#### Problem
Transcribe every line of the records below without altering anything, and leave the pictures out.

#### Material for this exercise
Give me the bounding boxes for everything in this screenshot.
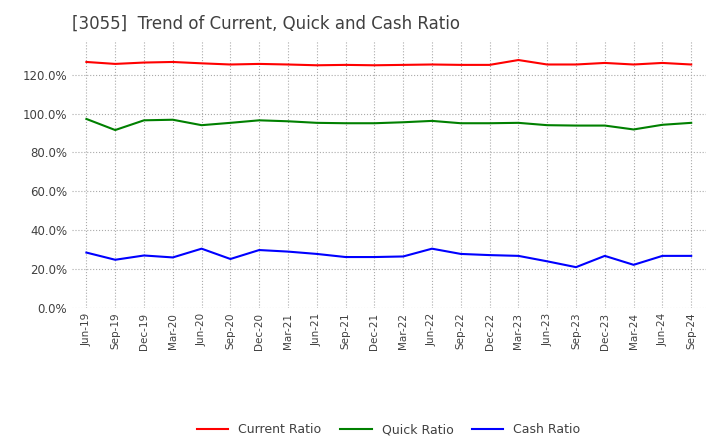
Quick Ratio	[658, 122, 667, 128]
Cash Ratio	[600, 253, 609, 259]
Line: Current Ratio: Current Ratio	[86, 60, 691, 65]
Quick Ratio	[543, 122, 552, 128]
Cash Ratio	[226, 257, 235, 262]
Quick Ratio	[312, 120, 321, 125]
Cash Ratio	[658, 253, 667, 259]
Cash Ratio	[514, 253, 523, 259]
Cash Ratio	[312, 251, 321, 257]
Quick Ratio	[456, 121, 465, 126]
Cash Ratio	[370, 254, 379, 260]
Current Ratio	[543, 62, 552, 67]
Cash Ratio	[341, 254, 350, 260]
Line: Quick Ratio: Quick Ratio	[86, 119, 691, 130]
Cash Ratio	[687, 253, 696, 259]
Cash Ratio	[399, 254, 408, 259]
Current Ratio	[399, 62, 408, 67]
Cash Ratio	[255, 247, 264, 253]
Current Ratio	[111, 61, 120, 66]
Current Ratio	[514, 57, 523, 62]
Quick Ratio	[600, 123, 609, 128]
Current Ratio	[658, 60, 667, 66]
Cash Ratio	[111, 257, 120, 262]
Quick Ratio	[572, 123, 580, 128]
Cash Ratio	[572, 264, 580, 270]
Quick Ratio	[687, 120, 696, 125]
Quick Ratio	[226, 120, 235, 125]
Current Ratio	[312, 62, 321, 68]
Current Ratio	[600, 60, 609, 66]
Cash Ratio	[197, 246, 206, 251]
Text: [3055]  Trend of Current, Quick and Cash Ratio: [3055] Trend of Current, Quick and Cash …	[72, 15, 460, 33]
Quick Ratio	[514, 120, 523, 125]
Current Ratio	[456, 62, 465, 67]
Current Ratio	[572, 62, 580, 67]
Quick Ratio	[255, 117, 264, 123]
Legend: Current Ratio, Quick Ratio, Cash Ratio: Current Ratio, Quick Ratio, Cash Ratio	[192, 418, 585, 440]
Current Ratio	[82, 59, 91, 65]
Quick Ratio	[82, 116, 91, 121]
Quick Ratio	[140, 117, 148, 123]
Cash Ratio	[284, 249, 292, 254]
Line: Cash Ratio: Cash Ratio	[86, 249, 691, 267]
Cash Ratio	[485, 253, 494, 258]
Current Ratio	[687, 62, 696, 67]
Cash Ratio	[428, 246, 436, 251]
Quick Ratio	[197, 122, 206, 128]
Current Ratio	[370, 62, 379, 68]
Current Ratio	[197, 61, 206, 66]
Quick Ratio	[370, 121, 379, 126]
Quick Ratio	[428, 118, 436, 124]
Current Ratio	[341, 62, 350, 67]
Current Ratio	[428, 62, 436, 67]
Quick Ratio	[341, 121, 350, 126]
Quick Ratio	[629, 127, 638, 132]
Current Ratio	[226, 62, 235, 67]
Cash Ratio	[168, 255, 177, 260]
Current Ratio	[255, 61, 264, 66]
Cash Ratio	[629, 262, 638, 268]
Current Ratio	[629, 62, 638, 67]
Cash Ratio	[456, 251, 465, 257]
Cash Ratio	[543, 259, 552, 264]
Current Ratio	[140, 60, 148, 65]
Quick Ratio	[284, 119, 292, 124]
Current Ratio	[168, 59, 177, 65]
Current Ratio	[284, 62, 292, 67]
Quick Ratio	[399, 120, 408, 125]
Cash Ratio	[140, 253, 148, 258]
Quick Ratio	[168, 117, 177, 122]
Current Ratio	[485, 62, 494, 67]
Quick Ratio	[111, 128, 120, 133]
Quick Ratio	[485, 121, 494, 126]
Cash Ratio	[82, 250, 91, 255]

#### Result for this exercise
Give me the bounding boxes for everything in this screenshot.
Quick Ratio	[658, 122, 667, 128]
Cash Ratio	[600, 253, 609, 259]
Line: Current Ratio: Current Ratio	[86, 60, 691, 65]
Quick Ratio	[543, 122, 552, 128]
Cash Ratio	[226, 257, 235, 262]
Quick Ratio	[312, 120, 321, 125]
Cash Ratio	[658, 253, 667, 259]
Cash Ratio	[514, 253, 523, 259]
Cash Ratio	[312, 251, 321, 257]
Quick Ratio	[456, 121, 465, 126]
Cash Ratio	[370, 254, 379, 260]
Current Ratio	[543, 62, 552, 67]
Cash Ratio	[341, 254, 350, 260]
Line: Quick Ratio: Quick Ratio	[86, 119, 691, 130]
Cash Ratio	[687, 253, 696, 259]
Cash Ratio	[399, 254, 408, 259]
Current Ratio	[399, 62, 408, 67]
Cash Ratio	[255, 247, 264, 253]
Current Ratio	[111, 61, 120, 66]
Current Ratio	[514, 57, 523, 62]
Quick Ratio	[600, 123, 609, 128]
Current Ratio	[658, 60, 667, 66]
Cash Ratio	[111, 257, 120, 262]
Quick Ratio	[572, 123, 580, 128]
Cash Ratio	[572, 264, 580, 270]
Quick Ratio	[687, 120, 696, 125]
Quick Ratio	[226, 120, 235, 125]
Current Ratio	[312, 62, 321, 68]
Current Ratio	[600, 60, 609, 66]
Cash Ratio	[197, 246, 206, 251]
Text: [3055]  Trend of Current, Quick and Cash Ratio: [3055] Trend of Current, Quick and Cash …	[72, 15, 460, 33]
Quick Ratio	[514, 120, 523, 125]
Current Ratio	[456, 62, 465, 67]
Current Ratio	[572, 62, 580, 67]
Quick Ratio	[255, 117, 264, 123]
Legend: Current Ratio, Quick Ratio, Cash Ratio: Current Ratio, Quick Ratio, Cash Ratio	[192, 418, 585, 440]
Current Ratio	[82, 59, 91, 65]
Quick Ratio	[82, 116, 91, 121]
Quick Ratio	[140, 117, 148, 123]
Cash Ratio	[284, 249, 292, 254]
Line: Cash Ratio: Cash Ratio	[86, 249, 691, 267]
Cash Ratio	[485, 253, 494, 258]
Current Ratio	[687, 62, 696, 67]
Cash Ratio	[428, 246, 436, 251]
Quick Ratio	[197, 122, 206, 128]
Current Ratio	[370, 62, 379, 68]
Current Ratio	[197, 61, 206, 66]
Quick Ratio	[370, 121, 379, 126]
Quick Ratio	[428, 118, 436, 124]
Current Ratio	[341, 62, 350, 67]
Current Ratio	[428, 62, 436, 67]
Quick Ratio	[341, 121, 350, 126]
Quick Ratio	[629, 127, 638, 132]
Current Ratio	[226, 62, 235, 67]
Cash Ratio	[168, 255, 177, 260]
Current Ratio	[255, 61, 264, 66]
Cash Ratio	[629, 262, 638, 268]
Current Ratio	[629, 62, 638, 67]
Cash Ratio	[456, 251, 465, 257]
Cash Ratio	[543, 259, 552, 264]
Current Ratio	[140, 60, 148, 65]
Quick Ratio	[284, 119, 292, 124]
Current Ratio	[168, 59, 177, 65]
Current Ratio	[284, 62, 292, 67]
Quick Ratio	[399, 120, 408, 125]
Cash Ratio	[140, 253, 148, 258]
Quick Ratio	[168, 117, 177, 122]
Current Ratio	[485, 62, 494, 67]
Quick Ratio	[111, 128, 120, 133]
Quick Ratio	[485, 121, 494, 126]
Cash Ratio	[82, 250, 91, 255]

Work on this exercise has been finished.